戦略的DDDについてまとめる
概要
この記事はDDD(ドメイン駆動開発)のうち戦略的DDDについて説明したものになります。
バックエンドエンジニアとして働いていたときに得た知見をまとめてみました。
最終目的
DDD(に限らずですが)の最終目標は利益を出せるシステムを作ることです。(これは営利企業においての話です)
もちろん経営理念を達成とかでもいいですが、それを計測する指標は利益などになるはずです。
エンジニアとしての目的
とはいえ、エンジニアとしての目的に利益を置くのは難しいです。(コーディングやPRのマージでは直接的に金銭は得られないですし)
そこで、DDDでは「ビジネスモデルの変化に追従する」ことを目的にします。
利益をだせるビジネスモデルは世の中にあわせて変化していくものです。
ビジネスモデルの変化に追従することは利益を出し続けることにつながるはず、という仮定に沿ってシステムを設計することがDDDの基本的な理念になります。
DDDには大きく分けて戦略的DDDと戦術的DDDの2段階あります。
戦略的DDDはウォーターフォールでいえば要件定義~基本設計あたりになり、戦術的DDDは基本設計~実装あたりになります。
この記事は戦略的DDDについてまとめたものになります。
手段
ビジネスモデルの変化に追従するには、システムの構成がビジネスモデルと同じ形になっていることが一番確実です。
以下のような手順でこれを達成していきます。

### データ一覧
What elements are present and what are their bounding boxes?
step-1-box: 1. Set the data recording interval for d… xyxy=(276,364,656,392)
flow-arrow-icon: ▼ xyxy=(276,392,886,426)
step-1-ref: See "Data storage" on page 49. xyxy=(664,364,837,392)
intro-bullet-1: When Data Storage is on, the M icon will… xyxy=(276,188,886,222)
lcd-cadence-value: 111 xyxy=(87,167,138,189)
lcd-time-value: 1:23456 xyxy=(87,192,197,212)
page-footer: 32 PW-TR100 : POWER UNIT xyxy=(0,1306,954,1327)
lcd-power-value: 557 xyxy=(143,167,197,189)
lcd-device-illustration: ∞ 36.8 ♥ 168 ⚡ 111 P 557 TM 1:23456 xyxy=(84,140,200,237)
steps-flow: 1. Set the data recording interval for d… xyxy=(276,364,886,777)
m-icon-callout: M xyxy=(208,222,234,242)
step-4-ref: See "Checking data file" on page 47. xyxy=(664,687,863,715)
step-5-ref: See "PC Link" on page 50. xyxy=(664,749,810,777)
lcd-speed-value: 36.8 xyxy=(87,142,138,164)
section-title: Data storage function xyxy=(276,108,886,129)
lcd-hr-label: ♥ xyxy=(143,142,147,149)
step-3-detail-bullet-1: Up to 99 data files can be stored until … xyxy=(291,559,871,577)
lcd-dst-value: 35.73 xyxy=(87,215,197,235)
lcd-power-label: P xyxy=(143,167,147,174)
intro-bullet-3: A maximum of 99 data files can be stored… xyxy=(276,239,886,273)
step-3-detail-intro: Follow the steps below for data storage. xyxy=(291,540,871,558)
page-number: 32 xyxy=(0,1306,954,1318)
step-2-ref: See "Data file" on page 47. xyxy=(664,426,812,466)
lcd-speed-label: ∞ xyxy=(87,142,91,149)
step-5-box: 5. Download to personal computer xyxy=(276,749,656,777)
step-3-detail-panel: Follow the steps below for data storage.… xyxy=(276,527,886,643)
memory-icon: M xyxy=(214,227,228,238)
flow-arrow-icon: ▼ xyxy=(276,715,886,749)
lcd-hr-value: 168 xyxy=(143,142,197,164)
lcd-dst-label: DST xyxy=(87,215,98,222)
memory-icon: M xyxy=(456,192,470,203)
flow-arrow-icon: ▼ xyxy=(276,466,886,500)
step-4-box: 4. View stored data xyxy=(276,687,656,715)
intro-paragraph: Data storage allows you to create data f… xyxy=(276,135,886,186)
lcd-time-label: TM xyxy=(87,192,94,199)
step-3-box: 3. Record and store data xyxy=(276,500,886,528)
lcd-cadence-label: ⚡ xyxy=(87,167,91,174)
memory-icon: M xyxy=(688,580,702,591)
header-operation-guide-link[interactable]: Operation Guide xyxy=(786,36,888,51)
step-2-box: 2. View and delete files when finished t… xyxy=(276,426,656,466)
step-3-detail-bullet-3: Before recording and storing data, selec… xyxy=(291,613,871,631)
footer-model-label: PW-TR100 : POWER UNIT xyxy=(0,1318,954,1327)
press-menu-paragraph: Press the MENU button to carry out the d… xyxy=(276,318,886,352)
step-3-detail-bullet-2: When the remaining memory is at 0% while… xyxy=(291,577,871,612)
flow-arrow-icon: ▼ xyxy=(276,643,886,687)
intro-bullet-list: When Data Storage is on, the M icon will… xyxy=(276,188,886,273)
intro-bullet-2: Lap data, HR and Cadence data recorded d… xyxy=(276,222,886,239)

### 問題
A: 戦略的DDDの記事によると、DDDがエンジニアとしての目的に置くものは何ですか？
B: 戦略的DDDの記事を、最後の文の後から書き継いでください。

### 各問の解答
A: 「ビジネスモデルの変化に追従する」ことです。

B:
- ドメインエキスパートとのコミュニケーションを密に取る
- ドメインモデルを作成する
- ユースケースを洗い出す
ドメインエキスパートとのコミュニケーション
ドメインエキスパートとはそのビジネスモデルについての知識が豊富な人のことです。
ビジネスモデルを理解するには、ドメインエキスパートとのコミュニケーションでは認識の齟齬をなくすことが重要になります。
とはいえ、職種が違う人間同士がコミュニケーションを取る以上、なんとなくで会話してるとどうしても認識の齟齬がでてくるでしょう。
そのため、ビジネスモデルにでてくる用語の意味をはっきりと定義、共有することが重要になります。
この用語集をユビキタス言語といいます。ユビキタス言語を使って会話することで、ビジネスモデルへの理解が深まり円滑なコミュニケーションが取れるようになるはずです。
ドメインモデルを作成する
ユビキタス言語によるコミュニケーションをもとに、ドメインエキスパートの頭の中にあるビジネスモデルを可視化します。
これをドメインモデルなどと呼び、ドメインモデルやドメインモデル間の関係性などを表現したものをコンテキストマップといいます。
これは私見ですが、ドメインモデルとは「紙と鉛筆だけの運用になってもなお残るもの」と言えると思います。
例えば、AmazonのようなECサイトは百貨店をデジタル化したもので、紙と鉛筆だけになっても以下のようなものは残るはずです。
- 商品
- 商品名
- 価格
- 在庫
- 顧客
- etc
これは極端な例ですが、ここで重要なのはドメインモデル(ビジネスモデル)はデバイス(紙/鉛筆、ブラウザ、モバイル、DBなど)に依存しないということです。
ユースケースを洗い出す
ドメインモデルを作成したら、そのモデルを使ってユースケースを洗い出します。
上のECサイトの例でいえば、商品の購入などがユースケースになります。
ユースケースは基本的にユースケース図をなぞった手続き的なものになるはずです。
ユースケースはドメインモデルに依存しますが、デバイスに依存しないものになります。
境界付けられたコンテキスト
小規模なビジネスモデルであれば上記の手法で十分だと思いますが、ある程度規模が大きくなると複数のビジネスモデルが絡み合ってくることがあります。
ECサイトの例でいえば、商品購入と配送管理は別のビジネスモデルとして考えてもいいでしょう。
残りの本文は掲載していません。